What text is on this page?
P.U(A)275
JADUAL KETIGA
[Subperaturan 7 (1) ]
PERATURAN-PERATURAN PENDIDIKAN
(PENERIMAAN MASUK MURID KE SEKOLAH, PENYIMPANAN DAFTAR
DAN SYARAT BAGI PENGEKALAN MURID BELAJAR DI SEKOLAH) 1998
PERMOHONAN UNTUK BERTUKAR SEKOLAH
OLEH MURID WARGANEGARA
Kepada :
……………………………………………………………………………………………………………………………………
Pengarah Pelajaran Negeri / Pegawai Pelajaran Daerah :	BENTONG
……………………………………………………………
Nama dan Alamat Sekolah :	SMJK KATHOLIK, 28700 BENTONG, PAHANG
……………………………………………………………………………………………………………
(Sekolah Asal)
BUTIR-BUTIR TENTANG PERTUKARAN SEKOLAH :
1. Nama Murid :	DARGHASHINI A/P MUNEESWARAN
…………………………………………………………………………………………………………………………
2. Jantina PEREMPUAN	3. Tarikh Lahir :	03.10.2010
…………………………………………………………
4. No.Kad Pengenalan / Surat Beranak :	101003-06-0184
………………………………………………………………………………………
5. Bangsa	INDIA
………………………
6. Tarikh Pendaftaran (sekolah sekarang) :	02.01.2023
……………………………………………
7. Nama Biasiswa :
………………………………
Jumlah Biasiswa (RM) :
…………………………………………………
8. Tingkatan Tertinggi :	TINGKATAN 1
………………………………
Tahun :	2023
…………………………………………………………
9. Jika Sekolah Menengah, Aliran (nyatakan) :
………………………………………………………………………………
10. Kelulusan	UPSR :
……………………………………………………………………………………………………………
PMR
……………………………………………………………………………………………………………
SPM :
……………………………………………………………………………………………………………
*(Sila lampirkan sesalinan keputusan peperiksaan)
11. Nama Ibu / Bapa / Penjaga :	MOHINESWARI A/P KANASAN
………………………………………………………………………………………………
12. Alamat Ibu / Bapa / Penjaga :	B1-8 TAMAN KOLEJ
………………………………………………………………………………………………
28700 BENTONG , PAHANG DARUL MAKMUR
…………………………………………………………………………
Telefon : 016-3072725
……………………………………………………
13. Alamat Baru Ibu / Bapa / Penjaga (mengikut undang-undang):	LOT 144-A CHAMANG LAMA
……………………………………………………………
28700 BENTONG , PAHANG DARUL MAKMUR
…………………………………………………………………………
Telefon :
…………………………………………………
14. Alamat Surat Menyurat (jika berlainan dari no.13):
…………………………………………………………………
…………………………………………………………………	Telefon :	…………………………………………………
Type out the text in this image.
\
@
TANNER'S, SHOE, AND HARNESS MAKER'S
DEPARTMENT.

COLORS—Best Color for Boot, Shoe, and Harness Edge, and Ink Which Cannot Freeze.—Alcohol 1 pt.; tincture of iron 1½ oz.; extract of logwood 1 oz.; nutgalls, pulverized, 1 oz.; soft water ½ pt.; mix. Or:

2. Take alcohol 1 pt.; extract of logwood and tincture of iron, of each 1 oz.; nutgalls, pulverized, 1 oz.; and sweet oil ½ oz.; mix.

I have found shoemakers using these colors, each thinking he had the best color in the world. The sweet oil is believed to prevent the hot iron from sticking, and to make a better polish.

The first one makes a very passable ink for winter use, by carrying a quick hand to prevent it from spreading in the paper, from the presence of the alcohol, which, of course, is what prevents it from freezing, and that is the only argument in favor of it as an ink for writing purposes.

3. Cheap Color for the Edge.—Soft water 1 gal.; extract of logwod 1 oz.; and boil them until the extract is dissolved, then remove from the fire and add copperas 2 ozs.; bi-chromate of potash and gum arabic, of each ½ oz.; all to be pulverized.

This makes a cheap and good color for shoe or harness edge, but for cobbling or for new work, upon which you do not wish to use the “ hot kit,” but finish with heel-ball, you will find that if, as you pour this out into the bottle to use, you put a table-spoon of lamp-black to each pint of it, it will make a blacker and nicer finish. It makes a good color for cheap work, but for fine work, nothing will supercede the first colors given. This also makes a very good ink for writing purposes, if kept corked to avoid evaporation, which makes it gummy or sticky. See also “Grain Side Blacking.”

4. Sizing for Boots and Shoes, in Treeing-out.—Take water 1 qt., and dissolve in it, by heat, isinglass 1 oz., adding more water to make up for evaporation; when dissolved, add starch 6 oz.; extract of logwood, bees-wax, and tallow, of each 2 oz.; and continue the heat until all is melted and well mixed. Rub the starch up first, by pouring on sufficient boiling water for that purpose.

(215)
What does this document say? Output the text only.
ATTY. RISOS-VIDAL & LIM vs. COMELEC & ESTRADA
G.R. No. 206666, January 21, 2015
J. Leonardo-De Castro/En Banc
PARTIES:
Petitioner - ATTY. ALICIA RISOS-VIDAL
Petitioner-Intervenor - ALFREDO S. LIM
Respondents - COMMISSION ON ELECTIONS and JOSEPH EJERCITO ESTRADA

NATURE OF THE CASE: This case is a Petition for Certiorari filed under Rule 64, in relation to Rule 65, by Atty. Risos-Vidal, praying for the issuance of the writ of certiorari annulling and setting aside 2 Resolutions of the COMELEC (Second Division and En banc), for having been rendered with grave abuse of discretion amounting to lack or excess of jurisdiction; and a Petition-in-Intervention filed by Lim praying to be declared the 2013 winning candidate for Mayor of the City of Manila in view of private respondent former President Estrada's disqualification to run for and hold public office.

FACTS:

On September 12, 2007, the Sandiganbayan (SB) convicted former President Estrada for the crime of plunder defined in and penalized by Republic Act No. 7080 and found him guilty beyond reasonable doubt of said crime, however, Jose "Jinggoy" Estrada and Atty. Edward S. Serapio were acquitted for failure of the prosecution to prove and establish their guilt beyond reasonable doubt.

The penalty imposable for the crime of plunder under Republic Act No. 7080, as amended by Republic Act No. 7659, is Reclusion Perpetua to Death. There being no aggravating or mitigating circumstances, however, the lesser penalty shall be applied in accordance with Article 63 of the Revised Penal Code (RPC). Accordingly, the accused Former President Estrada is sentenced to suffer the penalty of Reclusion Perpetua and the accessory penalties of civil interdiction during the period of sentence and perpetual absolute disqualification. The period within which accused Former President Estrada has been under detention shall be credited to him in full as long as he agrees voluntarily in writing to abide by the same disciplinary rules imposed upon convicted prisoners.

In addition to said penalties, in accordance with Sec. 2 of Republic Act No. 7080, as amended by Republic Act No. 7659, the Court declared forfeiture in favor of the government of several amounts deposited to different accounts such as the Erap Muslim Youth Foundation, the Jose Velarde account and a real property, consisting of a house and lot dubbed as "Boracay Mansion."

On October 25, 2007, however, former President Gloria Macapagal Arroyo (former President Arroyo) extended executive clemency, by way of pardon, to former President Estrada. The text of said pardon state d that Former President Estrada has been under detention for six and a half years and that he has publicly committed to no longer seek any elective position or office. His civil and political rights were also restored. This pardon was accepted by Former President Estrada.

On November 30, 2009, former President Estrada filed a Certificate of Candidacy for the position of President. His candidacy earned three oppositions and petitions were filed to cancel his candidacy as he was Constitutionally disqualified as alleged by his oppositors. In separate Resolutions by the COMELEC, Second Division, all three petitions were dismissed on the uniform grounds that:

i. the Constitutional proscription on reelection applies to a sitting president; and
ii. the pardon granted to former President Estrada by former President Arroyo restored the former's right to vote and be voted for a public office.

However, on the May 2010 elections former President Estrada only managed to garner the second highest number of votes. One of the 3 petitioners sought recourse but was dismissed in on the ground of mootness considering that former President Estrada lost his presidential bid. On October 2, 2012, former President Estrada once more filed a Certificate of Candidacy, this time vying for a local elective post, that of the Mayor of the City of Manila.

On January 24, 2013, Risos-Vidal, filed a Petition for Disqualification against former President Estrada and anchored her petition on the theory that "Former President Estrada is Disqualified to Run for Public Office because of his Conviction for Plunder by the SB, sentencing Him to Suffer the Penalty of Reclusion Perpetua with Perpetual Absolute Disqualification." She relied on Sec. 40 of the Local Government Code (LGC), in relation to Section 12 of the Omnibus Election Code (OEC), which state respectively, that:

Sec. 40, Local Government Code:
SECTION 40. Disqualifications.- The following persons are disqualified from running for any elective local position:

REQUIRED TASK
Search the records for the string "Telefon" and return every line in which it occurs.

OUTPUT FOR THIS TASK
Telefon : 016-3072725
Telefon :
…………………………………………………………………	Telefon :	…………………………………………………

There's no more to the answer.